Required work>
1. In the passage on cosmetic emulsions, translate this sentence into Spanish: "An emulsion is stable as long as the particles of the internal phase do not coalesce."
2. Extend the passage on cosmetic emulsions, picking up after its final sentence.

Provided text>
------------------------------

Herbal cosmetic lotions and creams are emulsions of water-based and oil-based phases. An emulsion is two-phases system consisting of two incompletely miscible liquids, the internal, or discontinuous, phase dispersed as finite globules in the other. Special designations have been devised for oil and water emulsions to indicate which is the dispersed and which the continuous phase. Oil-in-water (o/w) emulsions have oil as the dispersed phase in water as the continuous phase. In water-in-oil (o/w) emulsions, water is dispersed in oil, which is the external (continuous) phase.

Properties of Emulsions: The properties that are most apparent, and thus are usually most important, are: ease of dilution, viscosity, colour, and stability. For a given type of emulsification equipment, these properties depend upon: (1) the properties of the continuous phase, (2) the ratio of the external of the internal phase, (3) the particle size of the emulsion, (4) the relationship of the continuous phase to the particles (including ionic charges), and (5) the properties of the discontinuous phase. In any given emulsion, the properties depend upon which liquid constitutes the external phase, i.e., whether the emulsion is o/w or w/o. The resulting emulsion type is controlled by: (1) the emulsifier: type, and amount, (2) the ratio of ingredient, and (3) the order of addition of ingredients during mixing.

The dispersibility (solubility) of an emulsion is determined by the continuous phase; thus if the continuous phase is water-soluble, the emulsion can be diluted with water; conversely, if the continuous phase is oil-soluble, the emulsion can be diluted with oil.

The ease with which an emulsion can be diluted can be increased by decreasing the viscosity of the emulsion. The viscosity of an emulsion when the continuous phase is in excess is essentially the viscosity of the continuous phase. As the proportion of internal phase increases, the viscosity of the emulsion increases to the point that the emulsion is no longer fluid. When the volume of the internal phase exceeds the volume of the external phase, the emulsion particles becomes crowded and the apparent viscosity is partially structural viscosity.

An emulsion is stable as long as the particles of the internal phase do not coalesce. The stability of an emulsion depends upon: (1) the particle size; (2) the difference in density of the two phases; (3) the viscosity of the continuous phase and of the completed emulsion; (4) the charges on the particles; (5) the nature, effectiveness, and amount of the emulsifier used; and (6) conditions of storage, including temperature variation, agitation and vibration, and dilution or evaporation during storage or use. The stability of an emulsion is affected by almost all factors involved in its formulation and preparation. In formulas containing sizable amounts of emulsifier, stability is predominantly a function of the type and concentration of emulsifier.

------------------------------

Listed records>

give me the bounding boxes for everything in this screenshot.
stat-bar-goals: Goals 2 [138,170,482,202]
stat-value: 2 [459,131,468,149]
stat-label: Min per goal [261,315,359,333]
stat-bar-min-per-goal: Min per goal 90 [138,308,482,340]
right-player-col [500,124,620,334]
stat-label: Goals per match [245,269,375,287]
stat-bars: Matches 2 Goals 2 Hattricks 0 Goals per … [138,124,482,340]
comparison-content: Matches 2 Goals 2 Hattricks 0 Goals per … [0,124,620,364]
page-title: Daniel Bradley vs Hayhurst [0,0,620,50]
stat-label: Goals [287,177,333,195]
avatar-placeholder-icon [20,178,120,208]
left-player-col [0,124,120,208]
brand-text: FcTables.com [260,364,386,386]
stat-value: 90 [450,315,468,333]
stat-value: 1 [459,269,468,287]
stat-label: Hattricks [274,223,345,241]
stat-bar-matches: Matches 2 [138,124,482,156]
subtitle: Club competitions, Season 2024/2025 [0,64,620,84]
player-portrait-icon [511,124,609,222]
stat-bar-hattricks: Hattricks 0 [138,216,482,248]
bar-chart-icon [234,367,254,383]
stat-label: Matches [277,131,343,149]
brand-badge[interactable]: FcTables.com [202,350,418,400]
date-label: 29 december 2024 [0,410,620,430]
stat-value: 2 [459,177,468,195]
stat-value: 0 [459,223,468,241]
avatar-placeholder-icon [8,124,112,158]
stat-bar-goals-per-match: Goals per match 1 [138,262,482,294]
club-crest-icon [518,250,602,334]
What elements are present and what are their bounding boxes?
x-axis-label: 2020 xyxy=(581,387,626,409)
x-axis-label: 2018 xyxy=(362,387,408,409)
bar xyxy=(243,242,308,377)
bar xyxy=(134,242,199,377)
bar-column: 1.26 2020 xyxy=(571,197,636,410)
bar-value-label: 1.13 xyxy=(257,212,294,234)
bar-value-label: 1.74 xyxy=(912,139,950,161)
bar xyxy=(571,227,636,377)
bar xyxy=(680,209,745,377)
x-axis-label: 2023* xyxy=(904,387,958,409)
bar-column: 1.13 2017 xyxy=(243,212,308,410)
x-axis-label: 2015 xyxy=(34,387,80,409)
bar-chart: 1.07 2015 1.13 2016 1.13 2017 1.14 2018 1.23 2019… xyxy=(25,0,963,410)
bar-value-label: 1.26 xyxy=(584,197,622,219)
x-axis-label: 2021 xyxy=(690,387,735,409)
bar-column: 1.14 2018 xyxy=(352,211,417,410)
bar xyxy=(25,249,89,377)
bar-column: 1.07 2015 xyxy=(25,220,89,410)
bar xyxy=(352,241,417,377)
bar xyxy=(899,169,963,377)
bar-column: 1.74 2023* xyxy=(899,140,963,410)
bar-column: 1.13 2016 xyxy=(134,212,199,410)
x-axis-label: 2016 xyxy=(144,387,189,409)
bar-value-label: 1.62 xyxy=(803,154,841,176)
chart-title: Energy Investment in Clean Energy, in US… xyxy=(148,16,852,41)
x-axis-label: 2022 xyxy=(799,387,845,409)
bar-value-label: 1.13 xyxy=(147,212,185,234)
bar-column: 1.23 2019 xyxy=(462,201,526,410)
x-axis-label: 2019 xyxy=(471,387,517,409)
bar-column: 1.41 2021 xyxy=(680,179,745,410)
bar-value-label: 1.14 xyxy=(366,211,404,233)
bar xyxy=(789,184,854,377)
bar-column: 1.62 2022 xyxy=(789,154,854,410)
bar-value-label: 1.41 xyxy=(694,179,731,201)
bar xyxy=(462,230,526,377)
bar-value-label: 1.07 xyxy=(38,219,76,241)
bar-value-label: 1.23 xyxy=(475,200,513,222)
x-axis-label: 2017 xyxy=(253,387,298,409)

------------------------------

Replies>
1. Una emulsión es estable mientras las partículas de la fase interna no coalezcan.

2.
Emulsifiers: Emulsifiers can be classified as ionic or nonionic according to their behaviour. A ionic emulsifier is composed of an organic lipophilic group (L) and a hydrophilic group (H). The hydrophilic-lipophilic balance (HLB) is often used to characterize emulsifiers and related surfactant materials. The ionic types may be further divided into anionic and cationic, depending upon the nature of the ion-active group. The lipophilic portion of the molecule is usually considered to be surface-active portion.

Nonionic emulsifiers are completely covalent and show no apparent tendency to ionize. They can, therefore, be combined with other nonionic surface-active agents and with either anionic or cationic agents as well. The nonionic emulsifiers are likewise less susceptible to the action of electrolytes than the anionic surface-active agents. The solubility of an emulsifier is of the greatest importance in the preparation of emulsifiable concentrates.

Emulsifiers, being surface-active agents, lower surface and interfacial tensions and increase the tendency of their solution to spread.

O/w emulsifying agents produce emulsions in which the continuous phase is hydrophilic; hence, such emulsions are generally dispersible in water and will conduct electricity. The surfactants that are capable of producing such emulsions usually have and HLB of more than 6.0 (preferably 7), the hydrophilic portion of their molecules being predominant. (Between HLB 5 and 7 many surfactants will function as either w/o or o/w emulsifiers, depending on how they are used.

O/w emulsifiers HLB

P.E.G. 300 distearate nonionic 7.3

Sorbitan monolaurate nonionic 8.6

P.E.G. 400 distearate nonionic 9.3

Triethanolamine streate anionic 12.0

P.E.G, 6000 monolaurate nonionic 19.2

W/o emulsifiers produce emulsions in which the continuous phase is lipophilic in character (oil, wax, fat, etc). Such emulsions are not generally dispersible in water and do not conduct electricity. The surfactants capable of producing such emulsions usually have an HLB of less than 6.0 and preferably below 5. The lipophilic portion of their molecules is predominant.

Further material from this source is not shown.